▶ [DATA FOR THE TASK]:
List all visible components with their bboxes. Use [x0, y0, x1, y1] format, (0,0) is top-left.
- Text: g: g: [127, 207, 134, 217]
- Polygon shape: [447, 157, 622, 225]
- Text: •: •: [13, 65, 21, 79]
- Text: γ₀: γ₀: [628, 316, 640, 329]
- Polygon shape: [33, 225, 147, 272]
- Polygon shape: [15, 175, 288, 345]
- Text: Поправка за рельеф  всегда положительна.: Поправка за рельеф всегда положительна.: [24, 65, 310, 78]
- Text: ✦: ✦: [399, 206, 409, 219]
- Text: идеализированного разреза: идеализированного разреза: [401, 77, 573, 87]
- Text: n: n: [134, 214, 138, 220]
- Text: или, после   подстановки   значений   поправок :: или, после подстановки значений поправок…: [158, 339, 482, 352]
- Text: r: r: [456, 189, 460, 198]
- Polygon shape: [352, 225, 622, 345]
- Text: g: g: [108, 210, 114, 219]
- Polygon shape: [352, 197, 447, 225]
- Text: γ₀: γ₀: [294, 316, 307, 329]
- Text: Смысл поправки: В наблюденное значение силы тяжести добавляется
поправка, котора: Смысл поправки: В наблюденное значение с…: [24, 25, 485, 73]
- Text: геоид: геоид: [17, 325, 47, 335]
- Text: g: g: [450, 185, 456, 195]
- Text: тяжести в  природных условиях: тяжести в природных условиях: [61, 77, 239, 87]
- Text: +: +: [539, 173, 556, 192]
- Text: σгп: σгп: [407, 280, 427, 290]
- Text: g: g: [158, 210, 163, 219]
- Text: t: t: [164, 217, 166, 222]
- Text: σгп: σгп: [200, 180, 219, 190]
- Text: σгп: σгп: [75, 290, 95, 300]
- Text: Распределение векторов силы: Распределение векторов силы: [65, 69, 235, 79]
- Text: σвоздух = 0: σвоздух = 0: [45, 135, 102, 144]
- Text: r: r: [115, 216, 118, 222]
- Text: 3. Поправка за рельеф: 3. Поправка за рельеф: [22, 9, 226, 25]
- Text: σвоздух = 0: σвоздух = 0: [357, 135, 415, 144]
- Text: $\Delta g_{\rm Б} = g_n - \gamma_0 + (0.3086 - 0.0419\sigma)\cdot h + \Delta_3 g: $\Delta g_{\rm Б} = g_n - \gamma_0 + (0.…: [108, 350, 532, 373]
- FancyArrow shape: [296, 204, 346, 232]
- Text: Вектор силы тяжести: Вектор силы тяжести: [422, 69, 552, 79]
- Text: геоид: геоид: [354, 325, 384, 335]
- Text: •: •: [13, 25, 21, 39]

▶ [YOUR OBJECTIVE]:
Copy the records above, renaming every "Polygon shape" to "Polygon region" and leaving everything else unchanged.

▶ [FINISHED EXERCISE]:
List all visible components with their bboxes. Use [x0, y0, x1, y1] format, (0,0) is top-left.
- Text: g: g: [127, 207, 134, 217]
- Polygon region: [447, 157, 622, 225]
- Text: •: •: [13, 65, 21, 79]
- Text: γ₀: γ₀: [628, 316, 640, 329]
- Polygon region: [33, 225, 147, 272]
- Polygon region: [15, 175, 288, 345]
- Text: Поправка за рельеф  всегда положительна.: Поправка за рельеф всегда положительна.: [24, 65, 310, 78]
- Text: ✦: ✦: [399, 206, 409, 219]
- Text: идеализированного разреза: идеализированного разреза: [401, 77, 573, 87]
- Text: n: n: [134, 214, 138, 220]
- Text: или, после   подстановки   значений   поправок :: или, после подстановки значений поправок…: [158, 339, 482, 352]
- Text: r: r: [456, 189, 460, 198]
- Polygon region: [352, 225, 622, 345]
- Text: g: g: [108, 210, 114, 219]
- Polygon region: [352, 197, 447, 225]
- Text: γ₀: γ₀: [294, 316, 307, 329]
- Text: Смысл поправки: В наблюденное значение силы тяжести добавляется
поправка, котора: Смысл поправки: В наблюденное значение с…: [24, 25, 485, 73]
- Text: геоид: геоид: [17, 325, 47, 335]
- Text: g: g: [450, 185, 456, 195]
- Text: тяжести в  природных условиях: тяжести в природных условиях: [61, 77, 239, 87]
- Text: +: +: [539, 173, 556, 192]
- Text: σгп: σгп: [407, 280, 427, 290]
- Text: g: g: [158, 210, 163, 219]
- Text: t: t: [164, 217, 166, 222]
- Text: σгп: σгп: [200, 180, 219, 190]
- Text: σгп: σгп: [75, 290, 95, 300]
- Text: Распределение векторов силы: Распределение векторов силы: [65, 69, 235, 79]
- Text: σвоздух = 0: σвоздух = 0: [45, 135, 102, 144]
- Text: r: r: [115, 216, 118, 222]
- Text: 3. Поправка за рельеф: 3. Поправка за рельеф: [22, 9, 226, 25]
- Text: σвоздух = 0: σвоздух = 0: [357, 135, 415, 144]
- Text: $\Delta g_{\rm Б} = g_n - \gamma_0 + (0.3086 - 0.0419\sigma)\cdot h + \Delta_3 g: $\Delta g_{\rm Б} = g_n - \gamma_0 + (0.…: [108, 350, 532, 373]
- FancyArrow shape: [296, 204, 346, 232]
- Text: Вектор силы тяжести: Вектор силы тяжести: [422, 69, 552, 79]
- Text: геоид: геоид: [354, 325, 384, 335]
- Text: •: •: [13, 25, 21, 39]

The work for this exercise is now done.